• [What the task asks] Quote the records that follow in full, leaving the pictures out.

• [Material for this task]
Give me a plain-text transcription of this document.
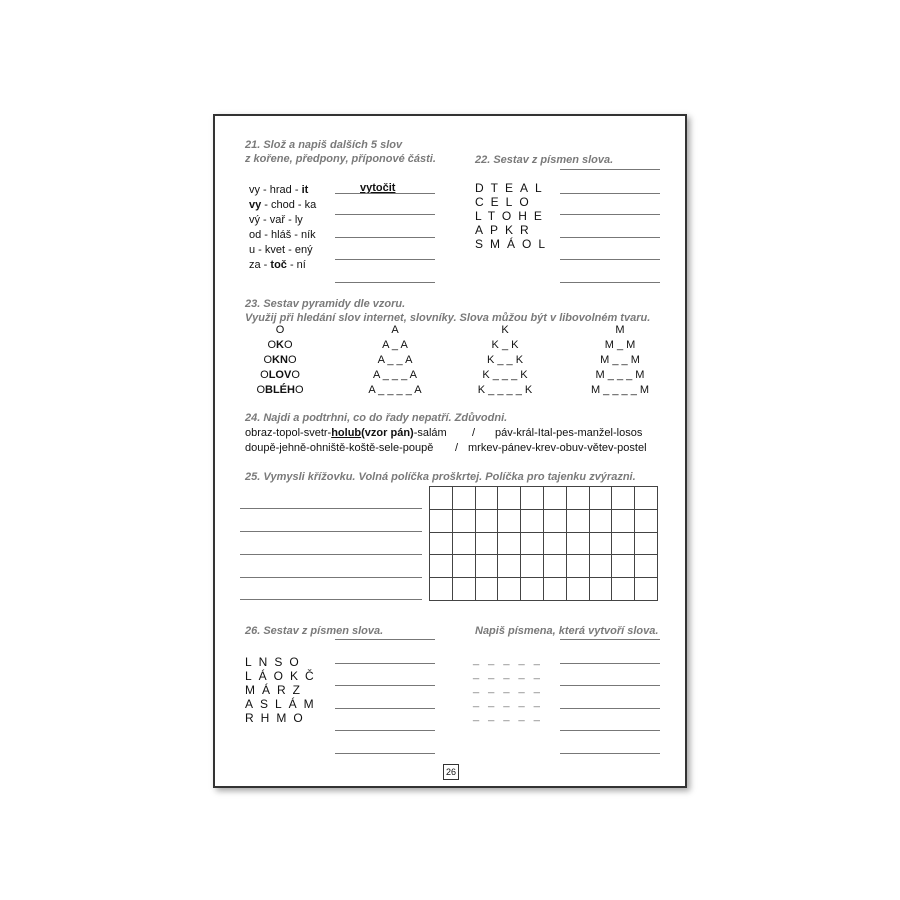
21. Slož a napiš dalších 5 slov
z kořene, předpony, příponové části.
vy - hrad - it
vy - chod - ka
vý - vař - ly
od - hláš - ník
u - kvet - ený
za - toč - ní
vytočit
22. Sestav z písmen slova.
DTEAL
CELO
LTOHE
APKR
SMÁOL
23. Sestav pyramidy dle vzoru.
Využij při hledání slov internet, slovníky. Slova můžou být v libovolném tvaru.
O
OKO
OKNO
OLOVO
OBLÉHO
A
A _ A
A _ _ A
A _ _ _ A
A _ _ _ _ A
K
K _ K
K _ _ K
K _ _ _ K
K _ _ _ _ K
M
M _ M
M _ _ M
M _ _ _ M
M _ _ _ _ M
24. Najdi a podtrhni, co do řady nepatří. Zdůvodni.
obraz-topol-svetr-holub(vzor pán)-salám / páv-král-Ital-pes-manžel-losos
doupě-jehně-ohniště-koště-sele-poupě / mrkev-pánev-krev-obuv-větev-postel
25. Vymysli křížovku. Volná políčka proškrtej. Políčka pro tajenku zvýrazni.
26. Sestav z písmen slova.
LNSO
LÁOKČ
MÁRZ
ASLÁM
RHMO
Napiš písmena, která vytvoří slova.
_ _ _ _ _
_ _ _ _ _
_ _ _ _ _
_ _ _ _ _
_ _ _ _ _
26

• [Complete answer]
Give me a plain-text transcription of this document.
21. Slož a napiš dalších 5 slov
z kořene, předpony, příponové části.
vy - hrad - it
vy - chod - ka
vý - vař - ly
od - hláš - ník
u - kvet - ený
za - toč - ní
vytočit
22. Sestav z písmen slova.
DTEAL
CELO
LTOHE
APKR
SMÁOL
23. Sestav pyramidy dle vzoru.
Využij při hledání slov internet, slovníky. Slova můžou být v libovolném tvaru.
O
OKO
OKNO
OLOVO
OBLÉHO
A
A _ A
A _ _ A
A _ _ _ A
A _ _ _ _ A
K
K _ K
K _ _ K
K _ _ _ K
K _ _ _ _ K
M
M _ M
M _ _ M
M _ _ _ M
M _ _ _ _ M
24. Najdi a podtrhni, co do řady nepatří. Zdůvodni.
obraz-topol-svetr-holub(vzor pán)-salám / páv-král-Ital-pes-manžel-losos
doupě-jehně-ohniště-koště-sele-poupě / mrkev-pánev-krev-obuv-větev-postel
25. Vymysli křížovku. Volná políčka proškrtej. Políčka pro tajenku zvýrazni.
26. Sestav z písmen slova.
LNSO
LÁOKČ
MÁRZ
ASLÁM
RHMO
Napiš písmena, která vytvoří slova.
_ _ _ _ _
_ _ _ _ _
_ _ _ _ _
_ _ _ _ _
_ _ _ _ _
26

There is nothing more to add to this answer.